Records from a collection of figures -
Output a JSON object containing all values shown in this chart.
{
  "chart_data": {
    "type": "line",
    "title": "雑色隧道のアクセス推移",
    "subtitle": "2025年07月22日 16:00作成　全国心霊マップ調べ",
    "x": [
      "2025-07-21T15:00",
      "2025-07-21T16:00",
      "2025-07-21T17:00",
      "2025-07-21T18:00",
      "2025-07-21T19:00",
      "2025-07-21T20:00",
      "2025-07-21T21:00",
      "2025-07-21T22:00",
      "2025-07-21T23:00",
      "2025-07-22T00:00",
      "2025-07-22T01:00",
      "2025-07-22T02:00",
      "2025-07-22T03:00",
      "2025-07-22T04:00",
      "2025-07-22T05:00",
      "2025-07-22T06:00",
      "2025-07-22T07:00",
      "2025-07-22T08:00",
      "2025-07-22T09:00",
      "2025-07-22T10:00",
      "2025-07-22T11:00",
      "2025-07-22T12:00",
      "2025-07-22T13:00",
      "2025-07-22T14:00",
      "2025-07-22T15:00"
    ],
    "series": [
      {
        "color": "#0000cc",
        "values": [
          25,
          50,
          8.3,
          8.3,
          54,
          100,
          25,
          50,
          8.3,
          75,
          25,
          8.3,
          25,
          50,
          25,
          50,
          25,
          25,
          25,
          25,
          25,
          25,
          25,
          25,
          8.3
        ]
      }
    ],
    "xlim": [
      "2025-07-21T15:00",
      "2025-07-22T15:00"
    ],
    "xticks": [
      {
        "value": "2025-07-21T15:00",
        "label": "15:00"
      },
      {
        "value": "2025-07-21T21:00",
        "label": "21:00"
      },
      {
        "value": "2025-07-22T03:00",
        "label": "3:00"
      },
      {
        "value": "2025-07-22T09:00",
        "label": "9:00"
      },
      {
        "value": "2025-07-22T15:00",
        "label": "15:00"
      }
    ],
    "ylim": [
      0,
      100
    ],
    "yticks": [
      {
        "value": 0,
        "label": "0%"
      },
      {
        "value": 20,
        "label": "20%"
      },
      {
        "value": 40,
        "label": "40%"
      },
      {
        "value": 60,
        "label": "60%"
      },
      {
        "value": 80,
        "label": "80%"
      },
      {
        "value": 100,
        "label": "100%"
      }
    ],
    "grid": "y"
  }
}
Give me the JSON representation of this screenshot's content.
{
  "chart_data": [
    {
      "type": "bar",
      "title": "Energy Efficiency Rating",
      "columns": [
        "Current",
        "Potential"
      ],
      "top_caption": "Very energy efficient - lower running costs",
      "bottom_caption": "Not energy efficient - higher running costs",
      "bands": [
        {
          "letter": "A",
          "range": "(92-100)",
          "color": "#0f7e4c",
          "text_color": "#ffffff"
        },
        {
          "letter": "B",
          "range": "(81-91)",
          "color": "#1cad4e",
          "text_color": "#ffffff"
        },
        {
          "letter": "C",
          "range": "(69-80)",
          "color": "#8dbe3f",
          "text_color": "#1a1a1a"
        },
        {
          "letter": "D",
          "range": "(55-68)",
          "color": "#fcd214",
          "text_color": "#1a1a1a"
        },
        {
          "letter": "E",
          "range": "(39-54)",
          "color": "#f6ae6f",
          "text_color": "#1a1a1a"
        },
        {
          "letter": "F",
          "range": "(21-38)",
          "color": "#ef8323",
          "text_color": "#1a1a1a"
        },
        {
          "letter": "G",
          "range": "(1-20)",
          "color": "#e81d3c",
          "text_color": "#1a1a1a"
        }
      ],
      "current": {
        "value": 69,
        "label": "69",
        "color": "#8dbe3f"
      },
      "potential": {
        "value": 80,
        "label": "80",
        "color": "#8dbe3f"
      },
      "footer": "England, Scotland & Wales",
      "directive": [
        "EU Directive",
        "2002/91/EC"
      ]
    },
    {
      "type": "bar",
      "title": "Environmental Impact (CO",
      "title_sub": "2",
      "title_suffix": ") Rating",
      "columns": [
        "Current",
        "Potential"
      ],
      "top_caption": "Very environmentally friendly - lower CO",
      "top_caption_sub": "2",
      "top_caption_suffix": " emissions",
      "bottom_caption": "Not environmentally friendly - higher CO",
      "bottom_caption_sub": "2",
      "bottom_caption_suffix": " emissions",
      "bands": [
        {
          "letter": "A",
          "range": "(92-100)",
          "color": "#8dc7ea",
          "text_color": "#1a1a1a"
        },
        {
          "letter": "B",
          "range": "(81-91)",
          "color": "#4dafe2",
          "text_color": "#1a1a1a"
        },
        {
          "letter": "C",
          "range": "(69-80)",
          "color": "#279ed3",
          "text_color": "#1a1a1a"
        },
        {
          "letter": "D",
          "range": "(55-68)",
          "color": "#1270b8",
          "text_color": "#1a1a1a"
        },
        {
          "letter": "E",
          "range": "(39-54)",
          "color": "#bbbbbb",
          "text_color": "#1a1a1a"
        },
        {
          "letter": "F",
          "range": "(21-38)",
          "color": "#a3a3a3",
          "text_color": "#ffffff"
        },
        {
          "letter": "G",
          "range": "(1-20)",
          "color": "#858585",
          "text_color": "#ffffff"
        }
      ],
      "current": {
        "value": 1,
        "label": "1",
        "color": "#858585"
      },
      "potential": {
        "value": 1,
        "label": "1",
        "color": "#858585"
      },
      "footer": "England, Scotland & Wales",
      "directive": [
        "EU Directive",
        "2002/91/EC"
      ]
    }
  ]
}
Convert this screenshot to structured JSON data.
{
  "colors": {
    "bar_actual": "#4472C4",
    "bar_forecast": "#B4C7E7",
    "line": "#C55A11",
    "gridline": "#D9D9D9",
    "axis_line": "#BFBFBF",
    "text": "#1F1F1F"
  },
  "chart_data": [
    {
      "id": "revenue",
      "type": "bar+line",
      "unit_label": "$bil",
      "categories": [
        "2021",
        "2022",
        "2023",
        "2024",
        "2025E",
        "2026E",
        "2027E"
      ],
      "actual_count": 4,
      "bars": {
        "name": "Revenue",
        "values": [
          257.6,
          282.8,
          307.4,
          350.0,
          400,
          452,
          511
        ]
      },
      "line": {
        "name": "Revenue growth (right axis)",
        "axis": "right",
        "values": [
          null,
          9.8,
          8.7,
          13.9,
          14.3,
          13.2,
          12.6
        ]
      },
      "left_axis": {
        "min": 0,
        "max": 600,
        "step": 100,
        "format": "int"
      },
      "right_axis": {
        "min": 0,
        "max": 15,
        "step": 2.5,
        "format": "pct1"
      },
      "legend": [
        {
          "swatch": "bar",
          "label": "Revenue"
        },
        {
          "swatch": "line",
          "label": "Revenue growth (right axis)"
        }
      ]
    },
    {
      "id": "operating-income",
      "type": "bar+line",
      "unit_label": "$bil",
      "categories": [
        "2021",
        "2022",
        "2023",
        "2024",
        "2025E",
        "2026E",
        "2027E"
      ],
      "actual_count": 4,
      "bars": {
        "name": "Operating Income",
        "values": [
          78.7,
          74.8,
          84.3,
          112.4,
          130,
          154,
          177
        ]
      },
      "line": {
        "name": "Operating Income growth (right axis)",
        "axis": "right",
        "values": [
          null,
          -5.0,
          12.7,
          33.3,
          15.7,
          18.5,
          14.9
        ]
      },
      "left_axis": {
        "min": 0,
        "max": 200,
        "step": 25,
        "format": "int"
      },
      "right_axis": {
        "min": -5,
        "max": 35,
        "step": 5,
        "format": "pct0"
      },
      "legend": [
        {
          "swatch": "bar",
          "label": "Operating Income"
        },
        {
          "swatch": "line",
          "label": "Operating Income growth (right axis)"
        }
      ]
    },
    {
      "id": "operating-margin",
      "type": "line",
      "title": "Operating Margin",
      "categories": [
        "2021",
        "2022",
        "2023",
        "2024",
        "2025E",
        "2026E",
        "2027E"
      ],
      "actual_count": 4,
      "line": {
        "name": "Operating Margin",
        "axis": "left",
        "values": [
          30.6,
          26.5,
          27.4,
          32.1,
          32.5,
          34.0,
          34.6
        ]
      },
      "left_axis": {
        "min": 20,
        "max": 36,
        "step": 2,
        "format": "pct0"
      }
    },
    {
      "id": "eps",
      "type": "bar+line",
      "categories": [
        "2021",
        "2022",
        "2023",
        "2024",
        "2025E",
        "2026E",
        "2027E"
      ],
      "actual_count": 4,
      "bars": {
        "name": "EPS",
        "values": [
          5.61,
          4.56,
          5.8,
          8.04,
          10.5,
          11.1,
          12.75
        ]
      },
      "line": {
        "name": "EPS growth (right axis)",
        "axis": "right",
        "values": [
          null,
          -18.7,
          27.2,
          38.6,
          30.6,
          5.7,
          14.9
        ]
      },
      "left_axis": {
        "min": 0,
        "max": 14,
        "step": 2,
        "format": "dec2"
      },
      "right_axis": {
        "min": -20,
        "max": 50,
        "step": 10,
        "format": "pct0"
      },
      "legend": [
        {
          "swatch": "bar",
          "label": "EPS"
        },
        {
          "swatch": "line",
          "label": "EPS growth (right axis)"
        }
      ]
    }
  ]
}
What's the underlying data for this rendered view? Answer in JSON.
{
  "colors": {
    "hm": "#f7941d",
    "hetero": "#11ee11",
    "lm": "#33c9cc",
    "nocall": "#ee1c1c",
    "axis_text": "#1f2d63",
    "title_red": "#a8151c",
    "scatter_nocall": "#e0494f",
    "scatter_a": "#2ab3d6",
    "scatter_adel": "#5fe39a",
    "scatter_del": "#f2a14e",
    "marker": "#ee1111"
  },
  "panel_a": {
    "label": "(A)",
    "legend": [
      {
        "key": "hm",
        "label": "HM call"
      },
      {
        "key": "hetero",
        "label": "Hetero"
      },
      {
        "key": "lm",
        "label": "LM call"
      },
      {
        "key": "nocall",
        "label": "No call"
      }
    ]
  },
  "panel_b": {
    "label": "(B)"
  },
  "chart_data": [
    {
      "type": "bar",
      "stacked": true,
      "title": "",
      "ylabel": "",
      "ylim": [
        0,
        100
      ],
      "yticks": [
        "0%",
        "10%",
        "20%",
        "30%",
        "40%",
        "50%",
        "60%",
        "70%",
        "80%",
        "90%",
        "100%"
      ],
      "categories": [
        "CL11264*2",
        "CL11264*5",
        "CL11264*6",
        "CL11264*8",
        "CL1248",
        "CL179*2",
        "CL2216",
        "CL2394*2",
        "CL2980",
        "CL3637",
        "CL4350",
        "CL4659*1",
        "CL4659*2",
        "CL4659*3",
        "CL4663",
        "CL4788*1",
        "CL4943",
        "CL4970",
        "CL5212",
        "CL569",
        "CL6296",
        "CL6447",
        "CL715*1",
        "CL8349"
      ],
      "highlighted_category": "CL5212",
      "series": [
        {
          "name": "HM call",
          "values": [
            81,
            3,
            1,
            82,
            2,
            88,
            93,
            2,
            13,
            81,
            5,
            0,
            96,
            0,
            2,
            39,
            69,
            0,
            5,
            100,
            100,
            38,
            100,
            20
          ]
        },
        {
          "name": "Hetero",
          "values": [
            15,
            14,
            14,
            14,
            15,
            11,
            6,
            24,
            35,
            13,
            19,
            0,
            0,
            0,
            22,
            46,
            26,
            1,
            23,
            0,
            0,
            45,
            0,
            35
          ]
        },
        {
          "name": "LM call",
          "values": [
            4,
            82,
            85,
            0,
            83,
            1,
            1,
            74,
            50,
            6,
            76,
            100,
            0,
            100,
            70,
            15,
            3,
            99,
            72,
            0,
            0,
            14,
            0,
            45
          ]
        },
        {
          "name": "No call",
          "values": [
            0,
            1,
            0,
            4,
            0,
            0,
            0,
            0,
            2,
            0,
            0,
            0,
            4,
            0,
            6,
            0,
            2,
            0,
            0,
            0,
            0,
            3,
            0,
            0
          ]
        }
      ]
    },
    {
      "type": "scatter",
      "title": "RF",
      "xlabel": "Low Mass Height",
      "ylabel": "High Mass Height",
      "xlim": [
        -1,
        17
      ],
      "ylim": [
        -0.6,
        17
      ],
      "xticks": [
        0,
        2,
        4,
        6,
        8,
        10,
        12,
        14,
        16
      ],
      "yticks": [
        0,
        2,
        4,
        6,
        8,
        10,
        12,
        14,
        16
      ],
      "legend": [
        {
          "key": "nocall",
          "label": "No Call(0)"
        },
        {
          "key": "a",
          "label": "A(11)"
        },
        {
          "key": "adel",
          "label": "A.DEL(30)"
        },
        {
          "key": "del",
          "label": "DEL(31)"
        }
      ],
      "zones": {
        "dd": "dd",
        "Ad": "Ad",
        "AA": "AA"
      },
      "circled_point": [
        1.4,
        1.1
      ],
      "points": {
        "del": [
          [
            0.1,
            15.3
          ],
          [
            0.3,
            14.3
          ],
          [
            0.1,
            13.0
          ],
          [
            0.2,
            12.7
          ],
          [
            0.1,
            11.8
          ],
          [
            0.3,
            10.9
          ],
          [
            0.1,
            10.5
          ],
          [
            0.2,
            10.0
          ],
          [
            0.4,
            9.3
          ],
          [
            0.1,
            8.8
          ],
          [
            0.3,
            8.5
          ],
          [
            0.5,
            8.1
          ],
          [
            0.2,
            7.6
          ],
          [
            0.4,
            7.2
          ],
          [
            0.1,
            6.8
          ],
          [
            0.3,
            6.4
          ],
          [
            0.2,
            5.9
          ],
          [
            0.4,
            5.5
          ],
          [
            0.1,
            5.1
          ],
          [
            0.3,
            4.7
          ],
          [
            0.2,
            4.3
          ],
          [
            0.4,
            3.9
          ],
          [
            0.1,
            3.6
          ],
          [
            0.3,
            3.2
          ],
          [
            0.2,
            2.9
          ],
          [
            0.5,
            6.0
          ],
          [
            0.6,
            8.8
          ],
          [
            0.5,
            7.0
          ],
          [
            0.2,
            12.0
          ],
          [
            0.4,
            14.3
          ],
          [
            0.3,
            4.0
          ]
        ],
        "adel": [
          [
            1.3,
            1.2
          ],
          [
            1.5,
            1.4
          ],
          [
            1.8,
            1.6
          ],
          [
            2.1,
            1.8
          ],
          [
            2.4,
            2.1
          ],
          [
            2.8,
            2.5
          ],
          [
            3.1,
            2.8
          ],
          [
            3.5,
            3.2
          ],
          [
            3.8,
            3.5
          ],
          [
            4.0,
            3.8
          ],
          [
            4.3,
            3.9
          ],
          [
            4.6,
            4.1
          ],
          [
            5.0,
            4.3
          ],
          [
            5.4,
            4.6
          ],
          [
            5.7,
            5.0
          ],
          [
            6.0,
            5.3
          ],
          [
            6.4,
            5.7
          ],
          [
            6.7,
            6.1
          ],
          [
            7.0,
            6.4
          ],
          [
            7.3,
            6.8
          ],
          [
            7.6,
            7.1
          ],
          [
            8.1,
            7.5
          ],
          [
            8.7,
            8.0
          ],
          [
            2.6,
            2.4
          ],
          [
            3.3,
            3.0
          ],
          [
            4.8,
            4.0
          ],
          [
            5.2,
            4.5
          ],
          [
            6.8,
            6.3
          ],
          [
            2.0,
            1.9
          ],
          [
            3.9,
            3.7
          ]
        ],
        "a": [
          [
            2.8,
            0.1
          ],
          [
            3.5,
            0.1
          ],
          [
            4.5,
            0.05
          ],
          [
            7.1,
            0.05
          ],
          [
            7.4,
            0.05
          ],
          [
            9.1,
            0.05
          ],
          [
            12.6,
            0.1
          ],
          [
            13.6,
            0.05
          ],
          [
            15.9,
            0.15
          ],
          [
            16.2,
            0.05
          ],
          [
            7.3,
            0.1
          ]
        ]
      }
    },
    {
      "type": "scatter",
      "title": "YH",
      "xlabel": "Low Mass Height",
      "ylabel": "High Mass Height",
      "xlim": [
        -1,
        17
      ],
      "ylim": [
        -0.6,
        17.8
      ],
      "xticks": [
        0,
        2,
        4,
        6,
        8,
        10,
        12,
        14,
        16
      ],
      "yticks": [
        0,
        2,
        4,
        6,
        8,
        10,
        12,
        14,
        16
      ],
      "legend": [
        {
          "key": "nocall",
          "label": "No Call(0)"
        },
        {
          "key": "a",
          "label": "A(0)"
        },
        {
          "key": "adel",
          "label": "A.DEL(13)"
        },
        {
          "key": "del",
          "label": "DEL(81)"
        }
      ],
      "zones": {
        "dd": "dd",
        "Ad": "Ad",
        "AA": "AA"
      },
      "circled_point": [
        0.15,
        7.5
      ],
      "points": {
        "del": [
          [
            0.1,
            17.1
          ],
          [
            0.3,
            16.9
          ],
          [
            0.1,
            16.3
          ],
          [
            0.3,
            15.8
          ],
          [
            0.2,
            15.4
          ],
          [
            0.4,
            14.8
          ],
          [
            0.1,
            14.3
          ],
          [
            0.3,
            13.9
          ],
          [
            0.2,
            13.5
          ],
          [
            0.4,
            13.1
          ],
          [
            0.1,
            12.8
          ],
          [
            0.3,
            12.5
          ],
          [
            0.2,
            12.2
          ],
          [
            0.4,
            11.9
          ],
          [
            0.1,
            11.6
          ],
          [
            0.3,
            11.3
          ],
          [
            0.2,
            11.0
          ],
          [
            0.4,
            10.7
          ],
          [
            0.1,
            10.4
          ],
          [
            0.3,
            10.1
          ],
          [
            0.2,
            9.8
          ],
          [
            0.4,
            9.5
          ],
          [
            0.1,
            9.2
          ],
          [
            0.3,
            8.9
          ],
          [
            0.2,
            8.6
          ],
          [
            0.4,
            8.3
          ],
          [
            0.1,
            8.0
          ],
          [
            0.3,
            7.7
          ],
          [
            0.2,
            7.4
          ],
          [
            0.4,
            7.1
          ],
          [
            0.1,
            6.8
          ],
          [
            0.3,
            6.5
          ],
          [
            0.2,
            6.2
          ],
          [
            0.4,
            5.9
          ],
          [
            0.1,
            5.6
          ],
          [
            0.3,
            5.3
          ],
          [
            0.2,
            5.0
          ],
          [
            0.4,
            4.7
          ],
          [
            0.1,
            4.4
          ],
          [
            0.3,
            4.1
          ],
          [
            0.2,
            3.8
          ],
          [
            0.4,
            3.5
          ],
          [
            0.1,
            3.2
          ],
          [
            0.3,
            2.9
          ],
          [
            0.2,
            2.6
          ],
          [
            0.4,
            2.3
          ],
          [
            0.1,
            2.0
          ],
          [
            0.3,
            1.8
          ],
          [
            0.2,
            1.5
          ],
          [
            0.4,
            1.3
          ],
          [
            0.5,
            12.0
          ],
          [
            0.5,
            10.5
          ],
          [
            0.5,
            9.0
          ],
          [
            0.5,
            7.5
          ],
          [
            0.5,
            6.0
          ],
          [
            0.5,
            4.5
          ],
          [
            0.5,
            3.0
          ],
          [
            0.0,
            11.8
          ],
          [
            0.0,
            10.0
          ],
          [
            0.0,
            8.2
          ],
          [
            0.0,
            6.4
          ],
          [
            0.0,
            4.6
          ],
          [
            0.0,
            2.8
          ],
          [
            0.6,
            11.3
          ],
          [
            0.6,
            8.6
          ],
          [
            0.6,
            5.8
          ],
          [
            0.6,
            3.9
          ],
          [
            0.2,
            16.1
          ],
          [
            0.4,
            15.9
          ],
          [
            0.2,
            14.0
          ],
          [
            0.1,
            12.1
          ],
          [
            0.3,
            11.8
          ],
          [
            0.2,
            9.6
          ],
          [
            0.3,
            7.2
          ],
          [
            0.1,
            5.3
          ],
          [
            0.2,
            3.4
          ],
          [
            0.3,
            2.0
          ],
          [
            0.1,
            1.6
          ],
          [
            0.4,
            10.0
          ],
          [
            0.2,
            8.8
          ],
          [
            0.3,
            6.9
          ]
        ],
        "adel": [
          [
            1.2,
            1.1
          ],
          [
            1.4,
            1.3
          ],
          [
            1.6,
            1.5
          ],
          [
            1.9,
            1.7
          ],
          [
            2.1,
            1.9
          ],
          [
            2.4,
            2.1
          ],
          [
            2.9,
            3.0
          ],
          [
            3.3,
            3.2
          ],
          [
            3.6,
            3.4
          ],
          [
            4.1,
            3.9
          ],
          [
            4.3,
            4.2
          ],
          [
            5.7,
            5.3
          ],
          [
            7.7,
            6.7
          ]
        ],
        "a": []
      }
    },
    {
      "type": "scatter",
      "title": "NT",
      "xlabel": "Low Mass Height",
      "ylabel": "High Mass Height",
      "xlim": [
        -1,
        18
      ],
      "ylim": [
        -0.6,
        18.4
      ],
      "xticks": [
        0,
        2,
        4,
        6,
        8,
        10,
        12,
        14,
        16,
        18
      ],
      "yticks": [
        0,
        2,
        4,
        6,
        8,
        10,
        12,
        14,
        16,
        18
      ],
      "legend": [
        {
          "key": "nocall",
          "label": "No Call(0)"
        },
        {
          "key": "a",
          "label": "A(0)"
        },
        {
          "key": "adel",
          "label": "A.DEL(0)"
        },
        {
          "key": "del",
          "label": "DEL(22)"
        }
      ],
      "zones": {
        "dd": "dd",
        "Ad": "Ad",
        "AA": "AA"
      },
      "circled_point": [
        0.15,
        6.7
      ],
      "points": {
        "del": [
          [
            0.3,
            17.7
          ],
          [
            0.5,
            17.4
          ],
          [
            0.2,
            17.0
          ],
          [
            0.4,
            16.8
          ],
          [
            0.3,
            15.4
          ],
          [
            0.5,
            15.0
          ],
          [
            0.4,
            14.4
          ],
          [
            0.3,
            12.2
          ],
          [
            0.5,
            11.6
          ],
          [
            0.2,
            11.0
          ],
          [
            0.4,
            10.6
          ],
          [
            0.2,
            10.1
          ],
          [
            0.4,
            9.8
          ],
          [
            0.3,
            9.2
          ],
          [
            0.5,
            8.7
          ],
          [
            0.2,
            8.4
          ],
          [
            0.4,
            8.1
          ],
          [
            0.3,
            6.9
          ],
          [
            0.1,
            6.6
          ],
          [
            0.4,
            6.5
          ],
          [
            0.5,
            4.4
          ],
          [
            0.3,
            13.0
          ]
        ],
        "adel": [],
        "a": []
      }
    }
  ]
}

What the exercise asks - Go through the material line by line. Show each line that contains the string "emissions".

Task output -
      "top_caption_suffix": " emissions",
      "bottom_caption_suffix": " emissions",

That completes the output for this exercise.